# Problema planteado 1
Según el fragmento sobre la serie ‘Chernobyl’, ¿en qué personaje ficticio se fusionan varios personajes reales?
# Problema planteado 2
Retoma el fragmento sobre la serie ‘Chernobyl’ y continúalo a partir de su última oración.

A otros niveles, menos típicos pero igualmente demoledores, ‘Chernobyl’ ataca los nervios y las emociones del respetable con su tratamiento de la desinformación y la dudosa gestión de las autoridades. El retrato de los organismos responsables de controlar la catástrofe no sólo es enervante y, por momentos, incomprensible; también da pie a secuencias difícilmente digeribles como la que involucra a tres militares y a los animales domésticos de la zona evacuada.
Rigor histórico y personajes redondos
Si el modo en que ‘Chernobyl’ ataca al público es tan efectivo como irreprochable, puede decirse lo mismo de un rigor histórico que se eleva como una de las mayores virtudes de la producción. Tomándose algunas necesarias licencias para sintetizar, como puede ser la fusión de varios personajes reales en la ficticia doctora Ulana Khomyuk, la serie recorre con acierto y precisión los puntos clave del terrible evento que marcó el continente europeo.

# Material proporcionado

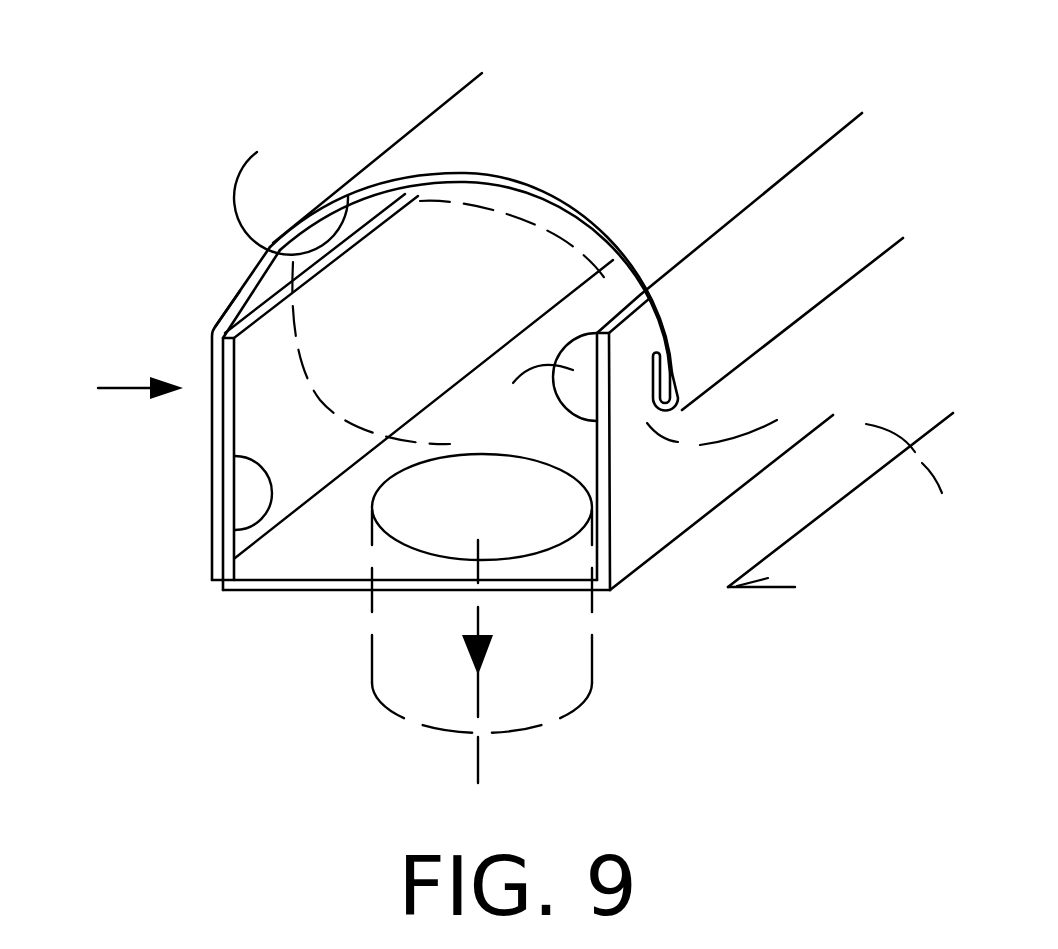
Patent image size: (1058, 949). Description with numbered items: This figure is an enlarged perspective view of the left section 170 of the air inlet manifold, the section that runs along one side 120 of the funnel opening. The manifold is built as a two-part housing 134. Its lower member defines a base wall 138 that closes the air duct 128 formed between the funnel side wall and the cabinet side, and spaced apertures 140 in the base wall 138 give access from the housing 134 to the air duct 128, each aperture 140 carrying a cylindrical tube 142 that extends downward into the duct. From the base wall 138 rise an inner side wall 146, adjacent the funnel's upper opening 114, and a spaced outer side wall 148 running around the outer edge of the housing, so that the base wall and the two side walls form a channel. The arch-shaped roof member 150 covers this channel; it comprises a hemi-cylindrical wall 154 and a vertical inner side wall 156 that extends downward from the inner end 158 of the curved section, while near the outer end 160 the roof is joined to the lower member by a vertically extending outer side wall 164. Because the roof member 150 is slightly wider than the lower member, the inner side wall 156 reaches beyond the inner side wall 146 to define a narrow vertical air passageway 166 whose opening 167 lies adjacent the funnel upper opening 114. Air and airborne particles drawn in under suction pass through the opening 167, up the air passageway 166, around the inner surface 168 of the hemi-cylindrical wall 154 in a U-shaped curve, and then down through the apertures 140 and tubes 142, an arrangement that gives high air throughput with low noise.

# Respuesta 1
En la doctora Ulana Khomyuk.

# Respuesta 2
Un gusto por la veracidad también visible en las explicaciones científicas al suceso, canalizadas a través del magnífico dúo compuesto por el experimentado Valery Legasov y el neófito en materias nucleares Boris Shcherbina; una pareja que se destaca como grandes protagonistas dentro de una obra coral en la que todos y cada uno de los personajes tiene un peso específico y una construcción magnífica, compleja y tan rica en matices como los brillantes diálogos con los que interactuan.
Si envolvemos todo lo comentado hasta el momento con un desarrollo de la trama impecable a través de cinco horas sin altibajos de ningún tipo, y con una factura técnica tan brillante como ambiciosa, el resultado no podría ser otro que un drama que, al igual que la radiación, aún presente en suelo ucraniano, permanecerá arraigado en la mente de buena parte de sus espectadores sin importar el tiempo que haya pasado desde su visionado. Soberbia.